**Exercise**
All the data must come back unchanged, except that pictures are left out.
** start **
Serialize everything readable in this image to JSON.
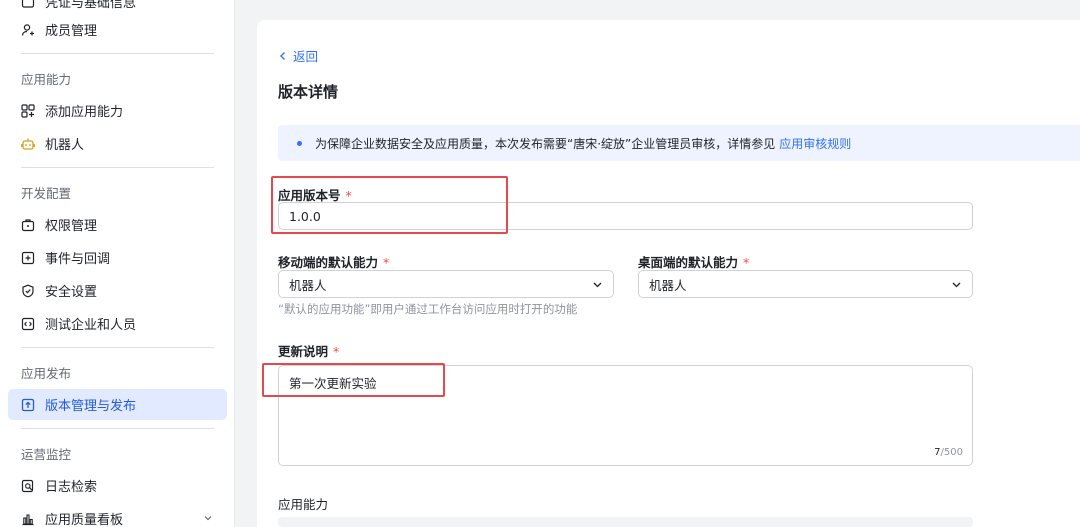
{
  "sidebar": {
    "cutoff_item": "凭证与基础信息",
    "member_mgmt": "成员管理",
    "sections": {
      "app_ability": "应用能力",
      "dev_config": "开发配置",
      "app_release": "应用发布",
      "ops_monitor": "运营监控"
    },
    "items": {
      "add_ability": "添加应用能力",
      "bot": "机器人",
      "permissions": "权限管理",
      "events": "事件与回调",
      "security": "安全设置",
      "test_org": "测试企业和人员",
      "version_mgmt": "版本管理与发布",
      "log_search": "日志检索",
      "quality_board": "应用质量看板"
    }
  },
  "main": {
    "back_label": "返回",
    "title": "版本详情",
    "notice": {
      "text": "为保障企业数据安全及应用质量，本次发布需要“唐宋·绽放”企业管理员审核，详情参见",
      "link": "应用审核规则"
    },
    "version_field": {
      "label": "应用版本号",
      "required": "*",
      "value": "1.0.0"
    },
    "mobile_default": {
      "label": "移动端的默认能力",
      "required": "*",
      "value": "机器人"
    },
    "desktop_default": {
      "label": "桌面端的默认能力",
      "required": "*",
      "value": "机器人"
    },
    "default_hint": "“默认的应用功能”即用户通过工作台访问应用时打开的功能",
    "update_notes": {
      "label": "更新说明",
      "required": "*",
      "value": "第一次更新实验",
      "count": "7",
      "max": "/500"
    },
    "ability_label": "应用能力"
  },
  "colors": {
    "accent": "#3370ff",
    "active_bg": "#e1eaff",
    "required": "#f54a45",
    "highlight_box": "#e5484d",
    "bot_icon": "#d4a017"
  },
  "icons": {
    "member": "person-add-icon",
    "add_ability": "grid-plus-icon",
    "bot": "robot-icon",
    "permissions": "lock-icon",
    "events": "plus-square-icon",
    "security": "shield-icon",
    "test_org": "code-icon",
    "version": "upload-icon",
    "log": "search-doc-icon",
    "quality": "bar-chart-icon"
  }
}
** end **
**Response to this exercise**
Serialize everything readable in this image to JSON.
{
  "sidebar": {
    "cutoff_item": "凭证与基础信息",
    "member_mgmt": "成员管理",
    "sections": {
      "app_ability": "应用能力",
      "dev_config": "开发配置",
      "app_release": "应用发布",
      "ops_monitor": "运营监控"
    },
    "items": {
      "add_ability": "添加应用能力",
      "bot": "机器人",
      "permissions": "权限管理",
      "events": "事件与回调",
      "security": "安全设置",
      "test_org": "测试企业和人员",
      "version_mgmt": "版本管理与发布",
      "log_search": "日志检索",
      "quality_board": "应用质量看板"
    }
  },
  "main": {
    "back_label": "返回",
    "title": "版本详情",
    "notice": {
      "text": "为保障企业数据安全及应用质量，本次发布需要“唐宋·绽放”企业管理员审核，详情参见",
      "link": "应用审核规则"
    },
    "version_field": {
      "label": "应用版本号",
      "required": "*",
      "value": "1.0.0"
    },
    "mobile_default": {
      "label": "移动端的默认能力",
      "required": "*",
      "value": "机器人"
    },
    "desktop_default": {
      "label": "桌面端的默认能力",
      "required": "*",
      "value": "机器人"
    },
    "default_hint": "“默认的应用功能”即用户通过工作台访问应用时打开的功能",
    "update_notes": {
      "label": "更新说明",
      "required": "*",
      "value": "第一次更新实验",
      "count": "7",
      "max": "/500"
    },
    "ability_label": "应用能力"
  },
  "colors": {
    "accent": "#3370ff",
    "active_bg": "#e1eaff",
    "required": "#f54a45",
    "highlight_box": "#e5484d",
    "bot_icon": "#d4a017"
  },
  "icons": {
    "member": "person-add-icon",
    "add_ability": "grid-plus-icon",
    "bot": "robot-icon",
    "permissions": "lock-icon",
    "events": "plus-square-icon",
    "security": "shield-icon",
    "test_org": "code-icon",
    "version": "upload-icon",
    "log": "search-doc-icon",
    "quality": "bar-chart-icon"
  }
}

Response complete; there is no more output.